• Input for this task:
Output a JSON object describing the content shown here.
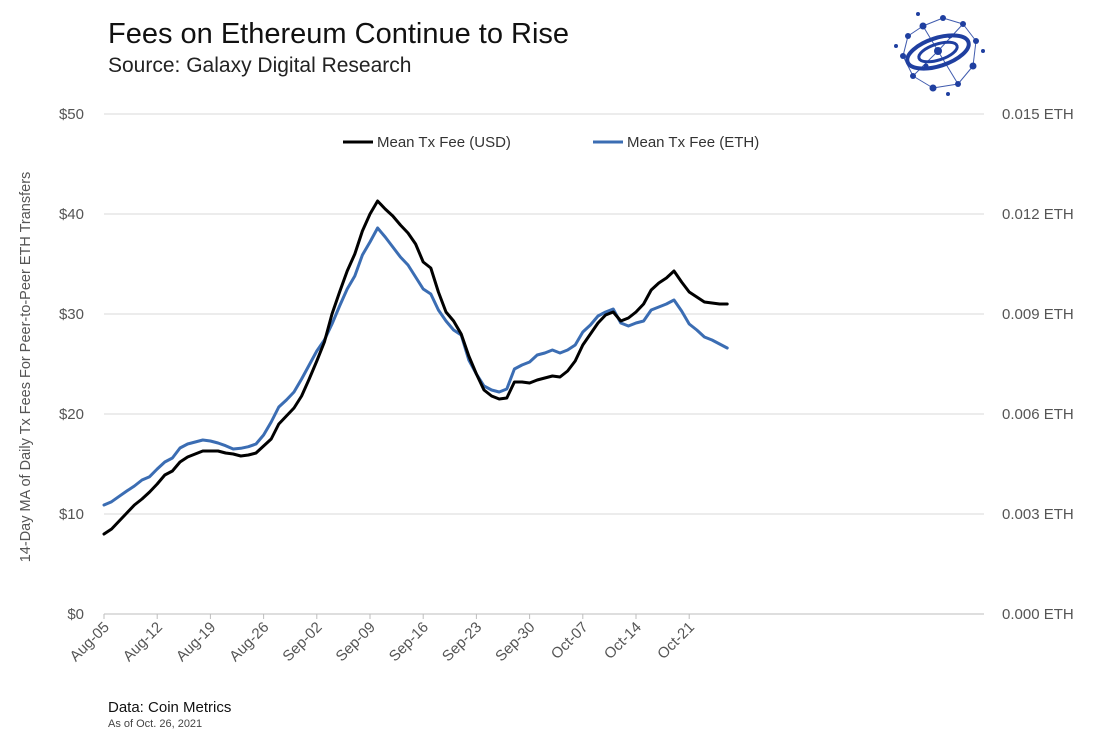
{
  "header": {
    "title": "Fees on Ethereum Continue to Rise",
    "subtitle": "Source: Galaxy Digital Research"
  },
  "footer": {
    "source": "Data: Coin Metrics",
    "as_of": "As of Oct. 26, 2021"
  },
  "logo": {
    "icon": "galaxy-network-logo-icon",
    "color": "#1f3fa0"
  },
  "chart_data": {
    "type": "line",
    "title": "Fees on Ethereum Continue to Rise",
    "ylabel": "14-Day MA of Daily Tx Fees For Peer-to-Peer ETH Transfers",
    "ylabel_right": "",
    "xlabel": "",
    "ylim": [
      0,
      50
    ],
    "ylim_right": [
      0,
      0.015
    ],
    "y_ticks": [
      "$0",
      "$10",
      "$20",
      "$30",
      "$40",
      "$50"
    ],
    "y_right_ticks": [
      "0.000 ETH",
      "0.003 ETH",
      "0.006 ETH",
      "0.009 ETH",
      "0.012 ETH",
      "0.015 ETH"
    ],
    "x_ticks": [
      "Aug-05",
      "Aug-12",
      "Aug-19",
      "Aug-26",
      "Sep-02",
      "Sep-09",
      "Sep-16",
      "Sep-23",
      "Sep-30",
      "Oct-07",
      "Oct-14",
      "Oct-21"
    ],
    "x_tick_day_index": [
      0,
      7,
      14,
      21,
      28,
      35,
      42,
      49,
      56,
      63,
      70,
      77
    ],
    "grid": true,
    "legend_position": "top-center",
    "series": [
      {
        "name": "Mean Tx Fee (USD)",
        "axis": "left",
        "color": "#000000",
        "values": [
          8.0,
          8.5,
          9.3,
          10.1,
          10.9,
          11.5,
          12.2,
          13.0,
          13.9,
          14.3,
          15.2,
          15.7,
          16.0,
          16.3,
          16.3,
          16.3,
          16.1,
          16.0,
          15.8,
          15.9,
          16.1,
          16.8,
          17.5,
          19.0,
          19.8,
          20.6,
          21.8,
          23.5,
          25.3,
          27.2,
          30.0,
          32.2,
          34.3,
          36.0,
          38.3,
          40.0,
          41.3,
          40.5,
          39.8,
          38.9,
          38.1,
          37.0,
          35.2,
          34.6,
          32.2,
          30.2,
          29.3,
          28.0,
          25.8,
          24.0,
          22.4,
          21.8,
          21.5,
          21.6,
          23.2,
          23.2,
          23.1,
          23.4,
          23.6,
          23.8,
          23.7,
          24.3,
          25.3,
          26.9,
          28.0,
          29.1,
          29.9,
          30.2,
          29.3,
          29.6,
          30.2,
          31.0,
          32.4,
          33.1,
          33.6,
          34.3,
          33.2,
          32.2,
          31.7,
          31.2,
          31.1,
          31.0,
          31.0
        ]
      },
      {
        "name": "Mean Tx Fee (ETH)",
        "axis": "right",
        "color": "#3b6db3",
        "values": [
          0.00327,
          0.00337,
          0.00353,
          0.00369,
          0.00384,
          0.00402,
          0.00412,
          0.00435,
          0.00456,
          0.00468,
          0.00498,
          0.0051,
          0.00516,
          0.00522,
          0.00519,
          0.00513,
          0.00505,
          0.00495,
          0.00497,
          0.00502,
          0.0051,
          0.00537,
          0.00576,
          0.00621,
          0.00642,
          0.00666,
          0.00705,
          0.00747,
          0.00789,
          0.00822,
          0.0087,
          0.00924,
          0.00975,
          0.01014,
          0.01077,
          0.01116,
          0.01158,
          0.01131,
          0.01101,
          0.01071,
          0.01047,
          0.01011,
          0.00975,
          0.0096,
          0.00912,
          0.00879,
          0.00852,
          0.00837,
          0.00762,
          0.0072,
          0.00684,
          0.00672,
          0.00666,
          0.00675,
          0.00735,
          0.00747,
          0.00756,
          0.00777,
          0.00783,
          0.00792,
          0.00783,
          0.00792,
          0.00807,
          0.00846,
          0.00867,
          0.00894,
          0.00906,
          0.00915,
          0.00873,
          0.00864,
          0.00873,
          0.00879,
          0.00912,
          0.00921,
          0.0093,
          0.00942,
          0.00909,
          0.0087,
          0.00852,
          0.00831,
          0.00822,
          0.0081,
          0.00798
        ]
      }
    ]
  }
}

• Given exercise: From the data above, show each line that contains "name".

• Written solution:
        "name": "Mean Tx Fee (USD)",
        "name": "Mean Tx Fee (ETH)",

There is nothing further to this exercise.